What is required
Produce the listing below again, exactly as shown.

_ _ _

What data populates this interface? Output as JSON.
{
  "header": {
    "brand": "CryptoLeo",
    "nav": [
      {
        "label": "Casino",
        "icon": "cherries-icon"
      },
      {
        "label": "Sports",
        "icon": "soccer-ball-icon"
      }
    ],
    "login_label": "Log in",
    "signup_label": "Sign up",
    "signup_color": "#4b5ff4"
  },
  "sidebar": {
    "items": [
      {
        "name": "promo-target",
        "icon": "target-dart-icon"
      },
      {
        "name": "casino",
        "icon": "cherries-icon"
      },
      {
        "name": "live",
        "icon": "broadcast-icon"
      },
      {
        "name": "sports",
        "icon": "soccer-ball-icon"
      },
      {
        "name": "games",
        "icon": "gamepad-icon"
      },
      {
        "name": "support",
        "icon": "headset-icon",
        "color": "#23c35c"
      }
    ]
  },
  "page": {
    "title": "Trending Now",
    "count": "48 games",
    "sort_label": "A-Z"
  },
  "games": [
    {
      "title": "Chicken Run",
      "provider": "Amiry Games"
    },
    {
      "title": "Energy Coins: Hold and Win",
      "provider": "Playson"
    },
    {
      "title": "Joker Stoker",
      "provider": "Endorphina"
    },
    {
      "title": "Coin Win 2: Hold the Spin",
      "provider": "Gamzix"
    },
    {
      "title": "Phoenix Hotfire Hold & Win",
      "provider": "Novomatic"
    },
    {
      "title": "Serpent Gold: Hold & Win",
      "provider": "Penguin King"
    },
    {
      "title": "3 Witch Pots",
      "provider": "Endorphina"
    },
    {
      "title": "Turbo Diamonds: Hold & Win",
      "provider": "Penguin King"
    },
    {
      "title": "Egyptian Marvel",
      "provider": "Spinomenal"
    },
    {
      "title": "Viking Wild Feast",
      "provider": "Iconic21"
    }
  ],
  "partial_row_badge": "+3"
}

_ _ _

Full output
What data populates this interface? Output as JSON.
{
  "header": {
    "brand": "CryptoLeo",
    "nav": [
      {
        "label": "Casino",
        "icon": "cherries-icon"
      },
      {
        "label": "Sports",
        "icon": "soccer-ball-icon"
      }
    ],
    "login_label": "Log in",
    "signup_label": "Sign up",
    "signup_color": "#4b5ff4"
  },
  "sidebar": {
    "items": [
      {
        "name": "promo-target",
        "icon": "target-dart-icon"
      },
      {
        "name": "casino",
        "icon": "cherries-icon"
      },
      {
        "name": "live",
        "icon": "broadcast-icon"
      },
      {
        "name": "sports",
        "icon": "soccer-ball-icon"
      },
      {
        "name": "games",
        "icon": "gamepad-icon"
      },
      {
        "name": "support",
        "icon": "headset-icon",
        "color": "#23c35c"
      }
    ]
  },
  "page": {
    "title": "Trending Now",
    "count": "48 games",
    "sort_label": "A-Z"
  },
  "games": [
    {
      "title": "Chicken Run",
      "provider": "Amiry Games"
    },
    {
      "title": "Energy Coins: Hold and Win",
      "provider": "Playson"
    },
    {
      "title": "Joker Stoker",
      "provider": "Endorphina"
    },
    {
      "title": "Coin Win 2: Hold the Spin",
      "provider": "Gamzix"
    },
    {
      "title": "Phoenix Hotfire Hold & Win",
      "provider": "Novomatic"
    },
    {
      "title": "Serpent Gold: Hold & Win",
      "provider": "Penguin King"
    },
    {
      "title": "3 Witch Pots",
      "provider": "Endorphina"
    },
    {
      "title": "Turbo Diamonds: Hold & Win",
      "provider": "Penguin King"
    },
    {
      "title": "Egyptian Marvel",
      "provider": "Spinomenal"
    },
    {
      "title": "Viking Wild Feast",
      "provider": "Iconic21"
    }
  ],
  "partial_row_badge": "+3"
}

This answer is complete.